----- Extract provided -----

Such a configuration may make the dipole antenna element 510 a
balanced antenna element with a differential feed (e.g., the feed
current in the first line 535-1 being opposite of the feed current
in the second line 535-2). The dipole antenna element 510 may be
formed as a folded dipole antenna element and may be designed to
operate at a particular frequency (e.g., around 28 GHz). The dipole
antenna element 510 may be configured in the general shape of the
letter T, for example, with the dipole antenna element 510
extending from an edge 532 of the surface 530 and the top of the
T-shape essentially parallel to a plane of the edge 532.
[0081] FIG. 5B shows a schematic diagram 500-b illustrating a top
view of an example of antenna elements, each of which may be
configured similarly to the antenna element 510 described with
respect to FIG. 5A. In this example, a first array of antenna
elements 510-a may be disposed on a surface 530-a, such as
described with respect to FIG. 5A, to extend from an edge 532-a
thereof. Each of the first antenna elements 510-a may be a folded
dipole antenna element designed to operate at a first frequency
(e.g., around 28 GHz).
[0082] A second array of antenna elements 520 also may be disposed
on the surface 530-a, such as described with respect to FIG. 5A.
Each of the second antenna elements 520 may be a folded dipole
antenna element designed to operate at a second frequency (e.g.,
around 60 GHz).

----- Record excerpts -----

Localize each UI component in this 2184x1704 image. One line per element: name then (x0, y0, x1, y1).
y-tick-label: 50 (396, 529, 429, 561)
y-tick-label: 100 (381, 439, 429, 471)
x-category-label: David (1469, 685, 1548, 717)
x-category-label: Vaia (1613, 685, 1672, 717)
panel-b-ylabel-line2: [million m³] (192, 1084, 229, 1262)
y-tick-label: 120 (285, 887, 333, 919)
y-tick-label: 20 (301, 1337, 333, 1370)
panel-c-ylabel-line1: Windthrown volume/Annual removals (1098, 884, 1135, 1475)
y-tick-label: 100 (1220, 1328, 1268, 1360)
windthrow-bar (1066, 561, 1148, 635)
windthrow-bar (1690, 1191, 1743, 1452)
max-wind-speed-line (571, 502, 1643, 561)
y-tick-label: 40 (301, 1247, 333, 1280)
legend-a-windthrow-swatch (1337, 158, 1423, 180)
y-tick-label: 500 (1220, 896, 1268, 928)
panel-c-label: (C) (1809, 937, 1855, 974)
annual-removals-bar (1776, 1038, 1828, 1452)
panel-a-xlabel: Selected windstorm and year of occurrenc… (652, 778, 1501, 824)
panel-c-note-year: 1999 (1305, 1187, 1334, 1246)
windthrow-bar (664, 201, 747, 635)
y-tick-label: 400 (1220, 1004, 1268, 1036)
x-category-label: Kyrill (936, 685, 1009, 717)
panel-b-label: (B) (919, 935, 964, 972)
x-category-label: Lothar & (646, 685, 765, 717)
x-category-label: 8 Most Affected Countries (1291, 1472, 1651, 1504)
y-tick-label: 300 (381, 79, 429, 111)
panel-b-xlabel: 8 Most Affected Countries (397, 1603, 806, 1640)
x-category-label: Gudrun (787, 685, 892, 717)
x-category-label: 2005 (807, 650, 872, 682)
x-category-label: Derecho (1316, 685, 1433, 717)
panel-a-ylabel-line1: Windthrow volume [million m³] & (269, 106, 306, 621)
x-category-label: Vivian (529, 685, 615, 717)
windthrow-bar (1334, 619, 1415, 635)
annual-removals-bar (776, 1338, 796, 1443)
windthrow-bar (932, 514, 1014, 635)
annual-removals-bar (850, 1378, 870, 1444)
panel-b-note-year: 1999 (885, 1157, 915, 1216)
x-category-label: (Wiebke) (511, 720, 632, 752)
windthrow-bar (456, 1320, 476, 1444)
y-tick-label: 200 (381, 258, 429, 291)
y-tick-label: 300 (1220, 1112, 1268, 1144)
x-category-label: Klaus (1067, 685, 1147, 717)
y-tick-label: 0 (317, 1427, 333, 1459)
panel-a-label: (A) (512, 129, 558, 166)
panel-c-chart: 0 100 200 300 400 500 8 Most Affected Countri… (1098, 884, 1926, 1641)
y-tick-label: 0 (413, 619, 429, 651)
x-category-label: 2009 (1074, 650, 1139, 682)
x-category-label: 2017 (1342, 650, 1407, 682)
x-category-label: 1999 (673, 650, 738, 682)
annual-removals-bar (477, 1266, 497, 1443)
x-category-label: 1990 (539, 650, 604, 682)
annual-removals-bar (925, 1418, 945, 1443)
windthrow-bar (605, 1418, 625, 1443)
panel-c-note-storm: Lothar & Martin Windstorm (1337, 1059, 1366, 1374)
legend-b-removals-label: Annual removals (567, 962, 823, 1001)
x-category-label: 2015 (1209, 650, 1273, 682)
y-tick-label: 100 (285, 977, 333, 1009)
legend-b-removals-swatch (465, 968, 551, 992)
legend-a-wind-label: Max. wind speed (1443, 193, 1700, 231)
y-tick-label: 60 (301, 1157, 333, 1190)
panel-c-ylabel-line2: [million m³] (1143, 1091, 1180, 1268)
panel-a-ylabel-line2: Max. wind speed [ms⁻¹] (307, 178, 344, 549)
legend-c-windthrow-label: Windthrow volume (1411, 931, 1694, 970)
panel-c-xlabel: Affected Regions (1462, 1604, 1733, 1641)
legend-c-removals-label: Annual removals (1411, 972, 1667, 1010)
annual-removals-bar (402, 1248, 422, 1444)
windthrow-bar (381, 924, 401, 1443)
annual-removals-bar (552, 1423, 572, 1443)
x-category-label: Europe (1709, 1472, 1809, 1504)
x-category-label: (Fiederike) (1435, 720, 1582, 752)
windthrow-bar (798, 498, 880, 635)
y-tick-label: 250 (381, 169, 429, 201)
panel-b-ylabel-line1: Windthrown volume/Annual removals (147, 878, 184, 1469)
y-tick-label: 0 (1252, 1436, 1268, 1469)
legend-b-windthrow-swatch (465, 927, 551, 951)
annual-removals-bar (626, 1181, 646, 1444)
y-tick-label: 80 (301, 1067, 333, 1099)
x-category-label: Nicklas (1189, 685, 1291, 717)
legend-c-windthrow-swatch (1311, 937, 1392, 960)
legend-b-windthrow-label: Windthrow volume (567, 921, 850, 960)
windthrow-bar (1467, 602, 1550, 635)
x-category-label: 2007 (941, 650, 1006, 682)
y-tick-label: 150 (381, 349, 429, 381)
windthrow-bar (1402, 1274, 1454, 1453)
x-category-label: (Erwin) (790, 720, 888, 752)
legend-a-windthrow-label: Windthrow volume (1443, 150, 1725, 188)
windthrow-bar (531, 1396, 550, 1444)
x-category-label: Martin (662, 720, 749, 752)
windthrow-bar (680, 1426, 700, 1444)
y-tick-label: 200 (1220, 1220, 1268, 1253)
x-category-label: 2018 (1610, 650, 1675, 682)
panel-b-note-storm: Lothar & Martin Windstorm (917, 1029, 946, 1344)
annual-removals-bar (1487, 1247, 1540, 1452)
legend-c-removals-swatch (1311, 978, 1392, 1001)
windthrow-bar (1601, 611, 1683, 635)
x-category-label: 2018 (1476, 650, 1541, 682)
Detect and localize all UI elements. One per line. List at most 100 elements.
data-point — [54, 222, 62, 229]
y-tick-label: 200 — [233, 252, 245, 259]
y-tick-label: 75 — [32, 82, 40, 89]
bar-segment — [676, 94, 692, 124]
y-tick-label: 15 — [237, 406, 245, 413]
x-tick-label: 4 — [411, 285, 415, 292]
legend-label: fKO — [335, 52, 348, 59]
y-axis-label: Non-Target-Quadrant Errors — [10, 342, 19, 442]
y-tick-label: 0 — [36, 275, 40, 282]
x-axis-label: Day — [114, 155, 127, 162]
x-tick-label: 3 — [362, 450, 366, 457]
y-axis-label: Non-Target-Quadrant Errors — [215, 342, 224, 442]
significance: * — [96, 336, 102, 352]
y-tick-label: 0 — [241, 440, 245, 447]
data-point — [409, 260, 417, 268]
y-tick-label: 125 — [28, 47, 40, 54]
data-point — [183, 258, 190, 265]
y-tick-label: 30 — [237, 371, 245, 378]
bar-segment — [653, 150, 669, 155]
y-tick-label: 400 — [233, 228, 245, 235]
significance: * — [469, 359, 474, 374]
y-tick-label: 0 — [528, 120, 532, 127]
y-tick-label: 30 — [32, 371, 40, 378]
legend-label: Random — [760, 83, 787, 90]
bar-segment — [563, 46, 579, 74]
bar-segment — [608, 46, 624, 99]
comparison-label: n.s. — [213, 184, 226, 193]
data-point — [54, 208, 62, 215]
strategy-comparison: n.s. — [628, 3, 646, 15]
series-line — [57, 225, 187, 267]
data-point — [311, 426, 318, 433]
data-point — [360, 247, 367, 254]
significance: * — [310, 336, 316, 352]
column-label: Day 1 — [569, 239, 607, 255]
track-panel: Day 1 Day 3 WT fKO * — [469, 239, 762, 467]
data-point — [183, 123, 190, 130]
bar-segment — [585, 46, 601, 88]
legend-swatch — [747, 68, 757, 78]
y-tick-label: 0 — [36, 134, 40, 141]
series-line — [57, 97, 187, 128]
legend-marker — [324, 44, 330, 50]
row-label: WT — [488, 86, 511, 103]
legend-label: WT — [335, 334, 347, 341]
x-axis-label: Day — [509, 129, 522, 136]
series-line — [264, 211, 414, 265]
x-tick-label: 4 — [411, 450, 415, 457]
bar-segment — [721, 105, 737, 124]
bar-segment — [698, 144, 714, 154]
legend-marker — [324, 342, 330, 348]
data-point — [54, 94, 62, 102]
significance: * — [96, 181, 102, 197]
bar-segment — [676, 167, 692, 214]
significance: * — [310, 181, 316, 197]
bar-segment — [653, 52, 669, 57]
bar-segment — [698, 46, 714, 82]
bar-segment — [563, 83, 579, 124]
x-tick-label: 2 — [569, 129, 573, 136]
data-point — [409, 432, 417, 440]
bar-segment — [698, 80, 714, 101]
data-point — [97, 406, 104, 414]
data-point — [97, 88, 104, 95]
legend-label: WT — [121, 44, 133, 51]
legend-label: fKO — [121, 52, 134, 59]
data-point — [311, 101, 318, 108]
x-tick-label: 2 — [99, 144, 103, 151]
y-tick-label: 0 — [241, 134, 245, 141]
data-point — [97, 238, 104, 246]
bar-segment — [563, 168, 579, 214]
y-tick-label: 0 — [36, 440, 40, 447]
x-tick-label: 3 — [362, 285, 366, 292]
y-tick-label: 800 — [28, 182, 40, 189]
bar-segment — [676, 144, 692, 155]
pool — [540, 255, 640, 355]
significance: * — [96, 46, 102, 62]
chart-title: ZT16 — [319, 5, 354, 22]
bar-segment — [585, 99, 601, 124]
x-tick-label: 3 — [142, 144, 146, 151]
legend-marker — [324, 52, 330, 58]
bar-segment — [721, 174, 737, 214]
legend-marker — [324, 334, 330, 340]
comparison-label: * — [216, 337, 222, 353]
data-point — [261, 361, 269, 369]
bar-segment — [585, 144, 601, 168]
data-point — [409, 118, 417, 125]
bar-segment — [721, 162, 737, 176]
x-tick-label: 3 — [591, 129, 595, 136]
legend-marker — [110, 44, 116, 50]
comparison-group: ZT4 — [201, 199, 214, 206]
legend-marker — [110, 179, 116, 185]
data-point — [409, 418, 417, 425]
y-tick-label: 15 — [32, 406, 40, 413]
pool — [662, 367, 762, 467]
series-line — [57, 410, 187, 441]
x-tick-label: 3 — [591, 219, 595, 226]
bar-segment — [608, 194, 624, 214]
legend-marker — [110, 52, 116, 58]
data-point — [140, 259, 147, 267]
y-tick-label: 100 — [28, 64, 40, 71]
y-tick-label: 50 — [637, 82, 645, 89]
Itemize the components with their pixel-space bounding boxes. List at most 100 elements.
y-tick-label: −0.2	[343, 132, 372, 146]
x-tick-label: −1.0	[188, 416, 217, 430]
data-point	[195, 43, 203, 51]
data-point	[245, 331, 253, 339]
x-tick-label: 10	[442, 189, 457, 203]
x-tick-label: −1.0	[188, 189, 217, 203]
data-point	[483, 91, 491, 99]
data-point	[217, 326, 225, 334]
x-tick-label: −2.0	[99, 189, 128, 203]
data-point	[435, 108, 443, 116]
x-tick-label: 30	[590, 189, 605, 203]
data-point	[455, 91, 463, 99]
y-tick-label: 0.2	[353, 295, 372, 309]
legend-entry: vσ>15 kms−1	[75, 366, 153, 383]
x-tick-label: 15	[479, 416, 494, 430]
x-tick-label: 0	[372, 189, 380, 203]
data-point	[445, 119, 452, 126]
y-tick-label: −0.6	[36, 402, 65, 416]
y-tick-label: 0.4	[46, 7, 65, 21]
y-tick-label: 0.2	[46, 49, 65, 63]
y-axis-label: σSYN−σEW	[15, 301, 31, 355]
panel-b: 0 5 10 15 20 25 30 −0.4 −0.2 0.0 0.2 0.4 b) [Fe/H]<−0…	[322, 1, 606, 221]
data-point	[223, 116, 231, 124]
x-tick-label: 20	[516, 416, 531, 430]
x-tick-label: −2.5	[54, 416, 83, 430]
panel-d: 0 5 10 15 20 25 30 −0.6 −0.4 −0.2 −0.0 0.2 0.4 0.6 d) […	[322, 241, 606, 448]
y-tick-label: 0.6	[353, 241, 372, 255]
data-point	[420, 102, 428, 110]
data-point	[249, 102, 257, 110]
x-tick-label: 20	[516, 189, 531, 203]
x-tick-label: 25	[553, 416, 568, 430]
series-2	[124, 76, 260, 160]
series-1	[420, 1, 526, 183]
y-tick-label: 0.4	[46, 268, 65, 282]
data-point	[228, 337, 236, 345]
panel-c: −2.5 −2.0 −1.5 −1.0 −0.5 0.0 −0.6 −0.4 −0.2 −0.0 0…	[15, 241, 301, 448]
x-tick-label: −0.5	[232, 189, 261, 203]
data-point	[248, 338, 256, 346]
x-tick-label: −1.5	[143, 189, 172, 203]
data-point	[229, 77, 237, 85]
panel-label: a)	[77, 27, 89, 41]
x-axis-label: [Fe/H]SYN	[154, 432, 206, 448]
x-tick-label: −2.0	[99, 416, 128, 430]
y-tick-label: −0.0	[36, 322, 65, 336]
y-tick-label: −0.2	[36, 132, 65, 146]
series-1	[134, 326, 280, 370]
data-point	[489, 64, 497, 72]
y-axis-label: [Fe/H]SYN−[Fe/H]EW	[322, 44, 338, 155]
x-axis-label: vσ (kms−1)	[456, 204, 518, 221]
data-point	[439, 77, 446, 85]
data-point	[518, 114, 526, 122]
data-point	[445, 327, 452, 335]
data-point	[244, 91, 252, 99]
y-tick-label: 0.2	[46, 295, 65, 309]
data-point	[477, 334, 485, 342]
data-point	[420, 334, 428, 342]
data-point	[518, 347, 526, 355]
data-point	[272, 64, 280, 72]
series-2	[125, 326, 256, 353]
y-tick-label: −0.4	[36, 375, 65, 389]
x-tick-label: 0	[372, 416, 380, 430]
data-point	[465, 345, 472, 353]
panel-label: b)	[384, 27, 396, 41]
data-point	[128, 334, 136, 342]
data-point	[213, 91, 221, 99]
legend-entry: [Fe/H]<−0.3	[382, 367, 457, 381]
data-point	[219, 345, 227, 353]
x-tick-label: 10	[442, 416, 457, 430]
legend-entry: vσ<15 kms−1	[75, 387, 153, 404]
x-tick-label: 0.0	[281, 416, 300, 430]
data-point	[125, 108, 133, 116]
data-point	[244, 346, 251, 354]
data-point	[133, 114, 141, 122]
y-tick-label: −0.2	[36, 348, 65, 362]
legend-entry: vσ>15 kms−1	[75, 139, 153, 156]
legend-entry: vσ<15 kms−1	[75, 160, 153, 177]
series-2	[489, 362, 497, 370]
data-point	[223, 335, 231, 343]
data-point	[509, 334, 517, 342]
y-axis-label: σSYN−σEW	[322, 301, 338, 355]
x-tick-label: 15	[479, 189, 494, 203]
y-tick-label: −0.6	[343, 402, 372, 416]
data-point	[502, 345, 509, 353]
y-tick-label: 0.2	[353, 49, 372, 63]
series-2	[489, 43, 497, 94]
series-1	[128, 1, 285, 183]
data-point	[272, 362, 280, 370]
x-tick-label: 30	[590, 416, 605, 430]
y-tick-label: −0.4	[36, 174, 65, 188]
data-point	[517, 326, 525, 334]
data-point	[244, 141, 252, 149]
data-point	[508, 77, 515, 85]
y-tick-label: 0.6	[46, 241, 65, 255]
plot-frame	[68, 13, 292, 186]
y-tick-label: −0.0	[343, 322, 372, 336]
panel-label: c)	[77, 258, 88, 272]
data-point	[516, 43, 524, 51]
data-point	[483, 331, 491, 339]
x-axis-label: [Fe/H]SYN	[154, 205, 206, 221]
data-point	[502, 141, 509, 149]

-----

**Exercise aim:**
In the antenna excerpt, what shape is the dipole antenna element 510 generally configured in?

**Result of this task:**
The general shape of the letter T.